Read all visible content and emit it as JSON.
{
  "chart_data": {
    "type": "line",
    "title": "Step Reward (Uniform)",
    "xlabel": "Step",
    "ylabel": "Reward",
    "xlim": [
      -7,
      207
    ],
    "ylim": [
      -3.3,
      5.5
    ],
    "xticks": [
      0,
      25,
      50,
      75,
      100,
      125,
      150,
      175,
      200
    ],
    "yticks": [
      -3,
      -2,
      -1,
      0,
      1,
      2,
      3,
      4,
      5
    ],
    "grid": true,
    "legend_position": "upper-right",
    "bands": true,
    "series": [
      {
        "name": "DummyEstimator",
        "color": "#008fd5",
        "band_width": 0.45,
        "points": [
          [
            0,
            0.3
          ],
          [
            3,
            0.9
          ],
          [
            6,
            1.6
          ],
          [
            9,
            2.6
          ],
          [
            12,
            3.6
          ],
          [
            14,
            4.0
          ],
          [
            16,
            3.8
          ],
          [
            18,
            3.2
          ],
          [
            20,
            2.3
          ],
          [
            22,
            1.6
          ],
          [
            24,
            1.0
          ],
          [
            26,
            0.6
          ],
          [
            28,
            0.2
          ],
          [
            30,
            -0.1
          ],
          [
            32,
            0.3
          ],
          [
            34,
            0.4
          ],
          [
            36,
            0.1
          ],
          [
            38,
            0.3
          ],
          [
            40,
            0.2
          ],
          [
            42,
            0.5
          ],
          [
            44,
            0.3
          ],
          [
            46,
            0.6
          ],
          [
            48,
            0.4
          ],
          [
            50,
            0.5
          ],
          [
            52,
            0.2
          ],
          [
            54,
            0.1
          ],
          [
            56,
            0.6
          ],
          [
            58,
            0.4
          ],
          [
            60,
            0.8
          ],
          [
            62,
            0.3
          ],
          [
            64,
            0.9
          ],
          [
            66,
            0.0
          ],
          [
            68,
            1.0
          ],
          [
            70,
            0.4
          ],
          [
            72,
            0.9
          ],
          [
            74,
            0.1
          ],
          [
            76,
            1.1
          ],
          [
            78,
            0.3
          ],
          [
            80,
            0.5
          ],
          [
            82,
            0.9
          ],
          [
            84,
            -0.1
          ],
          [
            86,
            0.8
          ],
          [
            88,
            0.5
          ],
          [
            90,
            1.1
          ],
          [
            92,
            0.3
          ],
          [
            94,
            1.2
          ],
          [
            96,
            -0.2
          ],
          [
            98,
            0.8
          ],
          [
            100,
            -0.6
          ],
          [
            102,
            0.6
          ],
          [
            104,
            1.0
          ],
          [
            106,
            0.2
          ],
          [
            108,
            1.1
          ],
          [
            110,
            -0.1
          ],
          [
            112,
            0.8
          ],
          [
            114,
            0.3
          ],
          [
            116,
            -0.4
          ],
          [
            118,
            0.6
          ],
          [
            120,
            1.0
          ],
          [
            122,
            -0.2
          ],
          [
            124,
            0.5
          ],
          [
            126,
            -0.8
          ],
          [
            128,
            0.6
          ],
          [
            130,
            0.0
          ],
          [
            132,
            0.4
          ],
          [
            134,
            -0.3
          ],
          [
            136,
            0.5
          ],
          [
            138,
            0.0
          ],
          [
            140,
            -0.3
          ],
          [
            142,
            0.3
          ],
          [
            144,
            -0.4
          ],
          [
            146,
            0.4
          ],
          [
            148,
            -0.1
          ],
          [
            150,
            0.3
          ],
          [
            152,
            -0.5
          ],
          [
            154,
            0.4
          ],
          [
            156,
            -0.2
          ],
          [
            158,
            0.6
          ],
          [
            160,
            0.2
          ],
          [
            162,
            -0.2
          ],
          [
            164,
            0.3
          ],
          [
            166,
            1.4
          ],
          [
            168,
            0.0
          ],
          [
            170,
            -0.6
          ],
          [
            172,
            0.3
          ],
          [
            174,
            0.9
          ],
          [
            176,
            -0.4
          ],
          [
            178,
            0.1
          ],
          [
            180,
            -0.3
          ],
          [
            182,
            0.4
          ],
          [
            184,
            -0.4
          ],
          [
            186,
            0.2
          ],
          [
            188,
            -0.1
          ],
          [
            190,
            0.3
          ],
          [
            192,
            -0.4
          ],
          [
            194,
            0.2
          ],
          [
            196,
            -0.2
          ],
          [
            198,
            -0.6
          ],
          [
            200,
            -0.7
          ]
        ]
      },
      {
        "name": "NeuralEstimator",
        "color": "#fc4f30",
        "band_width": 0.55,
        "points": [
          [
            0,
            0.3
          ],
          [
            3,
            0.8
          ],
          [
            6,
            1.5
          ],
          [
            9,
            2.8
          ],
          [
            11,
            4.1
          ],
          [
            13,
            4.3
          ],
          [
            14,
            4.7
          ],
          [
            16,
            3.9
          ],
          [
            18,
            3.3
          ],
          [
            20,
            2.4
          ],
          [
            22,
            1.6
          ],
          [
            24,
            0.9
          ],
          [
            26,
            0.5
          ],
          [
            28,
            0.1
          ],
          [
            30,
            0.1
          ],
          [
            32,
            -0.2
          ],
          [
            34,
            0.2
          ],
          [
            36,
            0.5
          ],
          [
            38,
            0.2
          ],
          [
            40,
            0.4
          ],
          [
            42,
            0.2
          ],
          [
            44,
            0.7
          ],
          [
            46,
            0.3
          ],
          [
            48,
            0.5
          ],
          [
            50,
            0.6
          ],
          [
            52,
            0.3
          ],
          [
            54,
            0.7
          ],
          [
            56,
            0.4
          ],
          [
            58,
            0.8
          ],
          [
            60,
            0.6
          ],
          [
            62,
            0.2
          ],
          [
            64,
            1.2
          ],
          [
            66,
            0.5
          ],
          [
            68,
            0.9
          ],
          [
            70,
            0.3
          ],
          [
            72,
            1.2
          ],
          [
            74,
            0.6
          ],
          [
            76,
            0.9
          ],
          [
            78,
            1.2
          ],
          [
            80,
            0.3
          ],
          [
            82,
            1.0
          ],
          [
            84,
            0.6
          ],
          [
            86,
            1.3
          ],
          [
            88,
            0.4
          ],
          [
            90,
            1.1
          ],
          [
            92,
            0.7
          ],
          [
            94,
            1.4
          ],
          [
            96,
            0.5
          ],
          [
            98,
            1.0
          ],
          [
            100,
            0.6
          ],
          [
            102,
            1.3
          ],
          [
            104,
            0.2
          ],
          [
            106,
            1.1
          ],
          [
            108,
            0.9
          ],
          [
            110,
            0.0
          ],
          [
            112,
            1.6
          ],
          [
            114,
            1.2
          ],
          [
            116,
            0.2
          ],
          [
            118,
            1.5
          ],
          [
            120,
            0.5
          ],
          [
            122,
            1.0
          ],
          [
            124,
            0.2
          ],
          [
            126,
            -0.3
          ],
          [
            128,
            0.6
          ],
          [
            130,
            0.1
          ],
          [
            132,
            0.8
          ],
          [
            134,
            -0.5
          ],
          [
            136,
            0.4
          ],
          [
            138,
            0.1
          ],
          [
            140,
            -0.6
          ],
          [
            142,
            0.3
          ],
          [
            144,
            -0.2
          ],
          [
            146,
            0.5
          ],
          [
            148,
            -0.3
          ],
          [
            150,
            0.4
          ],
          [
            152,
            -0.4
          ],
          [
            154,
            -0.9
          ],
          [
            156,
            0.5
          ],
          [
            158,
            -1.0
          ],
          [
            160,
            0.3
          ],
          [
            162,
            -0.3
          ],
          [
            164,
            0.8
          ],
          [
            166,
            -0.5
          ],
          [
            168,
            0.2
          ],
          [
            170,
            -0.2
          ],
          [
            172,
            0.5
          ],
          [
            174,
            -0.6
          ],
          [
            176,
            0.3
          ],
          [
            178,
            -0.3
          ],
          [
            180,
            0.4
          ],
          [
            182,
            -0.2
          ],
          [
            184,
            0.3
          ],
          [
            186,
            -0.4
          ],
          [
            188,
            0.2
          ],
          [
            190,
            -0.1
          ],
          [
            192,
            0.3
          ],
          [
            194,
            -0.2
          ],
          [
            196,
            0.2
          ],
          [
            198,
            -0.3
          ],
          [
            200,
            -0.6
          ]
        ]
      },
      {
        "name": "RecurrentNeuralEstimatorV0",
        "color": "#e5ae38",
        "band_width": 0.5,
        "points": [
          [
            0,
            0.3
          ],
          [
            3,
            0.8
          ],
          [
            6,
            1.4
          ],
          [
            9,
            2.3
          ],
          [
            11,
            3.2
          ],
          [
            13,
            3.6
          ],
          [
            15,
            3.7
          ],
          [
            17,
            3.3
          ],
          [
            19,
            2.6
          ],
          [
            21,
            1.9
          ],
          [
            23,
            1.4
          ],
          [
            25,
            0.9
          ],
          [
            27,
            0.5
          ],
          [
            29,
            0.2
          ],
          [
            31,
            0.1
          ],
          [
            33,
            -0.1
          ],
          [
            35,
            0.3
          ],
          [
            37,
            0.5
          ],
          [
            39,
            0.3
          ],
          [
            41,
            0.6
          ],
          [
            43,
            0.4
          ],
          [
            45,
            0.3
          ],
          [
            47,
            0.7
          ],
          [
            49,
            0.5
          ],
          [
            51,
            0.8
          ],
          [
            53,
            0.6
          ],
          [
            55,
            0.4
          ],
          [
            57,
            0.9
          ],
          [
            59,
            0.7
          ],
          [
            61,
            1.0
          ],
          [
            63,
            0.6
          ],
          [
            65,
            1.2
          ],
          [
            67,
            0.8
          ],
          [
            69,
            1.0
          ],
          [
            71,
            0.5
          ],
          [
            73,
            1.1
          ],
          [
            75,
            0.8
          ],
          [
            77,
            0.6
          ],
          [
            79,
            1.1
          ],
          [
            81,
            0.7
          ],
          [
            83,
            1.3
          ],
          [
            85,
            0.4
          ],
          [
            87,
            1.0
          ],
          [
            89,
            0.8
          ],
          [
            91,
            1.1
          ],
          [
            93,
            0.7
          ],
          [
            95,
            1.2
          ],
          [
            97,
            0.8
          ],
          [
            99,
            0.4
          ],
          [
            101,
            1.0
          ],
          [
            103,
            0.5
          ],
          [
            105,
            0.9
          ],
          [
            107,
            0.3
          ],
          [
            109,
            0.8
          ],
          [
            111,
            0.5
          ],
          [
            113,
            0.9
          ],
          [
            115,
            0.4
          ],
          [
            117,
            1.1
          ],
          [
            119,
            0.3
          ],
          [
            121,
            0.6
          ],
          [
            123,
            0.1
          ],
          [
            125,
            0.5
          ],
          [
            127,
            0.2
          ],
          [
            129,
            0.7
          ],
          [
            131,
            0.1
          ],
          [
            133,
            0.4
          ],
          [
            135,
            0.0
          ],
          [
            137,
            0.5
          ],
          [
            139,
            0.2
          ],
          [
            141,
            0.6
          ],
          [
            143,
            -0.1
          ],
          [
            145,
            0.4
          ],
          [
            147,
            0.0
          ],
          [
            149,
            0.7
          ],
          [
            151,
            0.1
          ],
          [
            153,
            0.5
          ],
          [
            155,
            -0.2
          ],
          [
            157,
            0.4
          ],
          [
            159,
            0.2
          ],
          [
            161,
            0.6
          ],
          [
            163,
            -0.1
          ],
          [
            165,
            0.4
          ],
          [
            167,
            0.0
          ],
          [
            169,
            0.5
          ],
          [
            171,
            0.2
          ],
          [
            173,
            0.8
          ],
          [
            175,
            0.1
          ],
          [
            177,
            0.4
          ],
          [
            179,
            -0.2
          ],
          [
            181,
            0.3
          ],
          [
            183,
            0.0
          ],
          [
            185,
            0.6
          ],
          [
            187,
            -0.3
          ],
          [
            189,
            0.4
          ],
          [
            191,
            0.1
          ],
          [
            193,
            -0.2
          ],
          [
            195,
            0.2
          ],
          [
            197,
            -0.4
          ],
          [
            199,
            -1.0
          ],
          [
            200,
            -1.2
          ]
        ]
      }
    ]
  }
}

= = = =

- [Short task] Find the word "color" in the data and show each line that holds it.

- [Result]
        "color": "#008fd5",
        "color": "#fc4f30",
        "color": "#e5ae38",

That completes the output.